■ Required work:
In your copy, leave out the pictures and repeat the entries below exactly.

(Dataset entries)
+++++
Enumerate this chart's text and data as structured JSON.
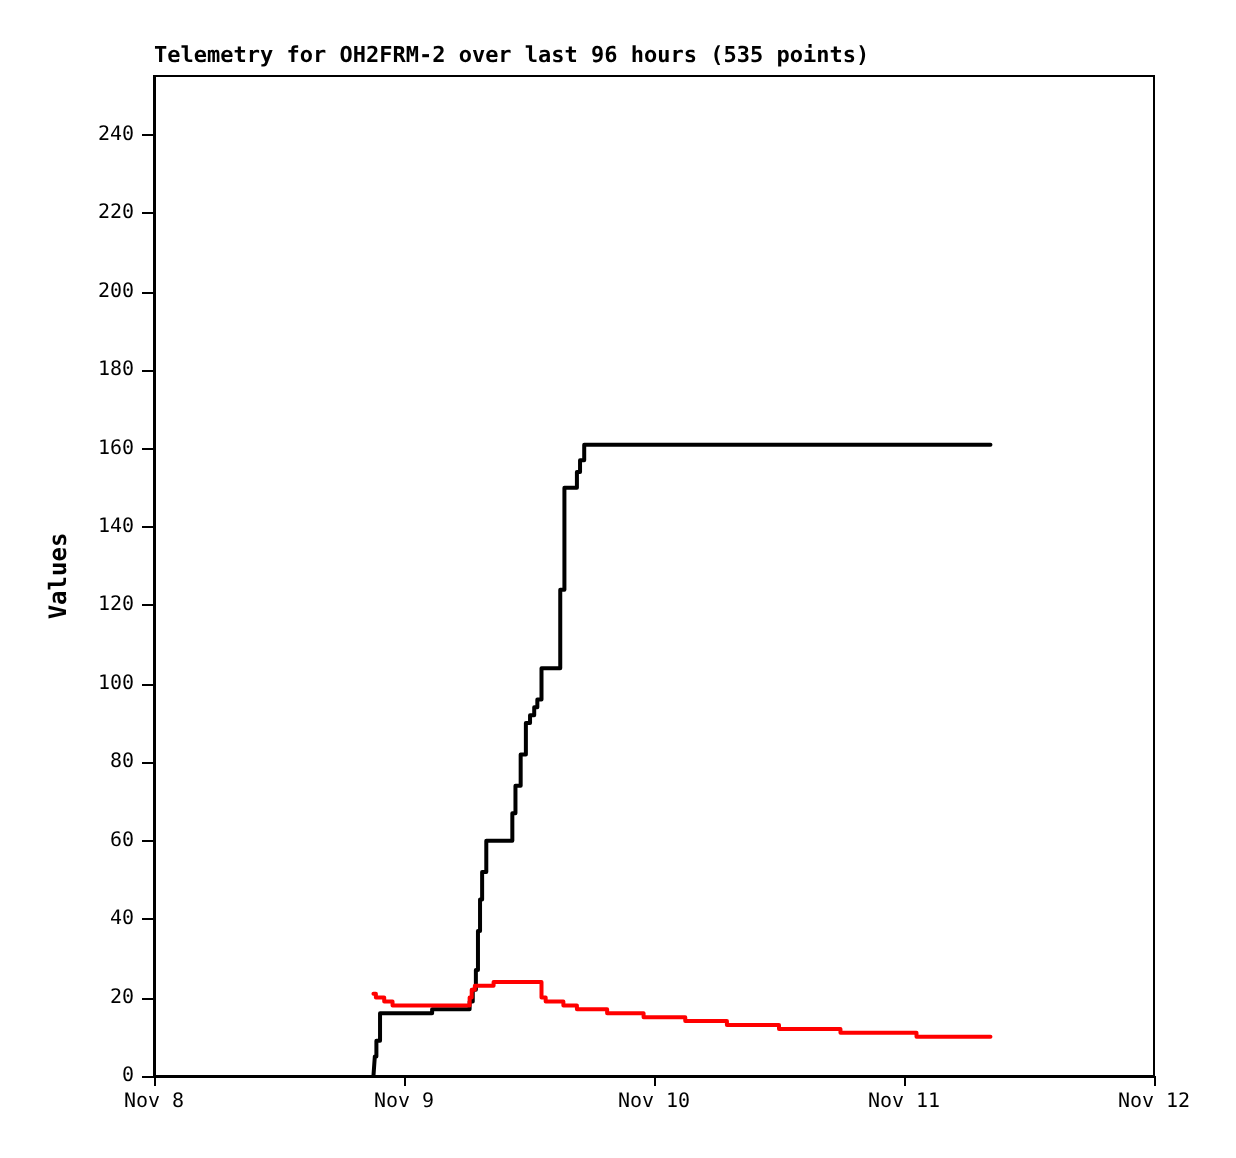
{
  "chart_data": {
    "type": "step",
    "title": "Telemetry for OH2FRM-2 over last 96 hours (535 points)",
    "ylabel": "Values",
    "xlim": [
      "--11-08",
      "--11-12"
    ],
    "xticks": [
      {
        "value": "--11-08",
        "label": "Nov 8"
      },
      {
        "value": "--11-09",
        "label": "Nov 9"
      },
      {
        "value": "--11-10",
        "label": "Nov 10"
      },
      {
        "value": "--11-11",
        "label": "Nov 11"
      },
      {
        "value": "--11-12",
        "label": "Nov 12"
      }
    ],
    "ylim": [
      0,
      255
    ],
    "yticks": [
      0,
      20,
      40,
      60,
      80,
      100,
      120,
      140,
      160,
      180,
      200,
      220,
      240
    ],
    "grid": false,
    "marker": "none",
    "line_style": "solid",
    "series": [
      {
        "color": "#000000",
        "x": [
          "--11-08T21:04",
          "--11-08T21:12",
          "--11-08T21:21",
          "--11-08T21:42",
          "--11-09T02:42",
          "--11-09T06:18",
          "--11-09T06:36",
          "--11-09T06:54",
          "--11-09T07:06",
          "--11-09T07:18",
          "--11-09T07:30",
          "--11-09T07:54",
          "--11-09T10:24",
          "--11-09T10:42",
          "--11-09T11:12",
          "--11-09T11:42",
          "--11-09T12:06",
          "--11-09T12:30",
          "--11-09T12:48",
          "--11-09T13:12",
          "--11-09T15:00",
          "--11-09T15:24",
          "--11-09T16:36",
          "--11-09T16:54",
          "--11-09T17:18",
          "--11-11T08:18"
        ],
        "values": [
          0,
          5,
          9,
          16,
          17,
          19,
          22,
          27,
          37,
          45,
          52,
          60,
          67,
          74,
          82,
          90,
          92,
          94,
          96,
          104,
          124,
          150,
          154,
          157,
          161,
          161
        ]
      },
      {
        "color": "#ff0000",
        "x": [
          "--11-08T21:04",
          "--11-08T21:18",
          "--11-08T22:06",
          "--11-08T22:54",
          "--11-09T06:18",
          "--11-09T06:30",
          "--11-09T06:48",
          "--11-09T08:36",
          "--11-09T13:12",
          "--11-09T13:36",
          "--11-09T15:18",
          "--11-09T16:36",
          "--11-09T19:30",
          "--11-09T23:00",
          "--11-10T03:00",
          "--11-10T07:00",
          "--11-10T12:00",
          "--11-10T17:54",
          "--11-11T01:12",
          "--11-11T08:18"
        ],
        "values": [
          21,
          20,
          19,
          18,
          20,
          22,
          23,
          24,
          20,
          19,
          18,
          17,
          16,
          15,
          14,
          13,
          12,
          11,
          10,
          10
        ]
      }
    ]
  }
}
+++++
■ Solved problem:
Enumerate this chart's text and data as structured JSON.
{
  "chart_data": {
    "type": "step",
    "title": "Telemetry for OH2FRM-2 over last 96 hours (535 points)",
    "ylabel": "Values",
    "xlim": [
      "--11-08",
      "--11-12"
    ],
    "xticks": [
      {
        "value": "--11-08",
        "label": "Nov 8"
      },
      {
        "value": "--11-09",
        "label": "Nov 9"
      },
      {
        "value": "--11-10",
        "label": "Nov 10"
      },
      {
        "value": "--11-11",
        "label": "Nov 11"
      },
      {
        "value": "--11-12",
        "label": "Nov 12"
      }
    ],
    "ylim": [
      0,
      255
    ],
    "yticks": [
      0,
      20,
      40,
      60,
      80,
      100,
      120,
      140,
      160,
      180,
      200,
      220,
      240
    ],
    "grid": false,
    "marker": "none",
    "line_style": "solid",
    "series": [
      {
        "color": "#000000",
        "x": [
          "--11-08T21:04",
          "--11-08T21:12",
          "--11-08T21:21",
          "--11-08T21:42",
          "--11-09T02:42",
          "--11-09T06:18",
          "--11-09T06:36",
          "--11-09T06:54",
          "--11-09T07:06",
          "--11-09T07:18",
          "--11-09T07:30",
          "--11-09T07:54",
          "--11-09T10:24",
          "--11-09T10:42",
          "--11-09T11:12",
          "--11-09T11:42",
          "--11-09T12:06",
          "--11-09T12:30",
          "--11-09T12:48",
          "--11-09T13:12",
          "--11-09T15:00",
          "--11-09T15:24",
          "--11-09T16:36",
          "--11-09T16:54",
          "--11-09T17:18",
          "--11-11T08:18"
        ],
        "values": [
          0,
          5,
          9,
          16,
          17,
          19,
          22,
          27,
          37,
          45,
          52,
          60,
          67,
          74,
          82,
          90,
          92,
          94,
          96,
          104,
          124,
          150,
          154,
          157,
          161,
          161
        ]
      },
      {
        "color": "#ff0000",
        "x": [
          "--11-08T21:04",
          "--11-08T21:18",
          "--11-08T22:06",
          "--11-08T22:54",
          "--11-09T06:18",
          "--11-09T06:30",
          "--11-09T06:48",
          "--11-09T08:36",
          "--11-09T13:12",
          "--11-09T13:36",
          "--11-09T15:18",
          "--11-09T16:36",
          "--11-09T19:30",
          "--11-09T23:00",
          "--11-10T03:00",
          "--11-10T07:00",
          "--11-10T12:00",
          "--11-10T17:54",
          "--11-11T01:12",
          "--11-11T08:18"
        ],
        "values": [
          21,
          20,
          19,
          18,
          20,
          22,
          23,
          24,
          20,
          19,
          18,
          17,
          16,
          15,
          14,
          13,
          12,
          11,
          10,
          10
        ]
      }
    ]
  }
}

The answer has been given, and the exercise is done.